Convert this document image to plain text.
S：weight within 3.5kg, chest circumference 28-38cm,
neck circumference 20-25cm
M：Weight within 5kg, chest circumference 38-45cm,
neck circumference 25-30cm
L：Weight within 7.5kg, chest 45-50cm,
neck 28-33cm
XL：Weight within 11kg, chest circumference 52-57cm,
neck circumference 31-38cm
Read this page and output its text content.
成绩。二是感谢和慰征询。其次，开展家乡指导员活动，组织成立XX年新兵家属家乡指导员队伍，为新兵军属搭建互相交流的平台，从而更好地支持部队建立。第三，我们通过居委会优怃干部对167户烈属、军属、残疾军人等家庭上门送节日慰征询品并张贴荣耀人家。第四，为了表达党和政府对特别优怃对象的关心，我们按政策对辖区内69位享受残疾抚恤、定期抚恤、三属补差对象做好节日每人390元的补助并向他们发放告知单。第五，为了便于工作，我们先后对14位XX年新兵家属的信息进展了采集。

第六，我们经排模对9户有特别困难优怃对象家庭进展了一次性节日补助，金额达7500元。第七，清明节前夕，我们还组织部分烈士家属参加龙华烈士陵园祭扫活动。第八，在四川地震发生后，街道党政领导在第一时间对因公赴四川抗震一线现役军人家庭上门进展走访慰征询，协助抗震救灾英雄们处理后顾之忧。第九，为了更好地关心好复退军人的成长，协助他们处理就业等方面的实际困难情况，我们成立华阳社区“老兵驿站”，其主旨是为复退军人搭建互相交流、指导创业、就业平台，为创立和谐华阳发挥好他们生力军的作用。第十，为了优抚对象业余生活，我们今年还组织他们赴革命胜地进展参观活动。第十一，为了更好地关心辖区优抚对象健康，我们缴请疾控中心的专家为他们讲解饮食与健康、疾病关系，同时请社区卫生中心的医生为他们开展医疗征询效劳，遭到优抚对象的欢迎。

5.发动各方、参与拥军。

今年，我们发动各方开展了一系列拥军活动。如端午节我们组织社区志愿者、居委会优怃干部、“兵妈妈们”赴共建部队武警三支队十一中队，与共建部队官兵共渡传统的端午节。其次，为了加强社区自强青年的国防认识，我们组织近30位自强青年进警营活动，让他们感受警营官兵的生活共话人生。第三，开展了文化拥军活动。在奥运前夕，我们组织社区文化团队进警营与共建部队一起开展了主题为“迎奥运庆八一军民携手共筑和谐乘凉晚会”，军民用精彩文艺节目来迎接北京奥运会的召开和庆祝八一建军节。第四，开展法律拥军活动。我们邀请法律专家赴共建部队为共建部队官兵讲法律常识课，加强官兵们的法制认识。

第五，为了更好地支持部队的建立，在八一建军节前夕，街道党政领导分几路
----
Short exercise: Extract the closing run of lines, starting with the one containing "Read this page and output its text content." and ending at the last, exactly as written.

Result for this exercise:
Read this page and output its text content.
成绩。二是感谢和慰征询。其次，开展家乡指导员活动，组织成立XX年新兵家属家乡指导员队伍，为新兵军属搭建互相交流的平台，从而更好地支持部队建立。第三，我们通过居委会优怃干部对167户烈属、军属、残疾军人等家庭上门送节日慰征询品并张贴荣耀人家。第四，为了表达党和政府对特别优怃对象的关心，我们按政策对辖区内69位享受残疾抚恤、定期抚恤、三属补差对象做好节日每人390元的补助并向他们发放告知单。第五，为了便于工作，我们先后对14位XX年新兵家属的信息进展了采集。

第六，我们经排模对9户有特别困难优怃对象家庭进展了一次性节日补助，金额达7500元。第七，清明节前夕，我们还组织部分烈士家属参加龙华烈士陵园祭扫活动。第八，在四川地震发生后，街道党政领导在第一时间对因公赴四川抗震一线现役军人家庭上门进展走访慰征询，协助抗震救灾英雄们处理后顾之忧。第九，为了更好地关心好复退军人的成长，协助他们处理就业等方面的实际困难情况，我们成立华阳社区“老兵驿站”，其主旨是为复退军人搭建互相交流、指导创业、就业平台，为创立和谐华阳发挥好他们生力军的作用。第十，为了优抚对象业余生活，我们今年还组织他们赴革命胜地进展参观活动。第十一，为了更好地关心辖区优抚对象健康，我们缴请疾控中心的专家为他们讲解饮食与健康、疾病关系，同时请社区卫生中心的医生为他们开展医疗征询效劳，遭到优抚对象的欢迎。

5.发动各方、参与拥军。

今年，我们发动各方开展了一系列拥军活动。如端午节我们组织社区志愿者、居委会优怃干部、“兵妈妈们”赴共建部队武警三支队十一中队，与共建部队官兵共渡传统的端午节。其次，为了加强社区自强青年的国防认识，我们组织近30位自强青年进警营活动，让他们感受警营官兵的生活共话人生。第三，开展了文化拥军活动。在奥运前夕，我们组织社区文化团队进警营与共建部队一起开展了主题为“迎奥运庆八一军民携手共筑和谐乘凉晚会”，军民用精彩文艺节目来迎接北京奥运会的召开和庆祝八一建军节。第四，开展法律拥军活动。我们邀请法律专家赴共建部队为共建部队官兵讲法律常识课，加强官兵们的法制认识。

第五，为了更好地支持部队的建立，在八一建军节前夕，街道党政领导分几路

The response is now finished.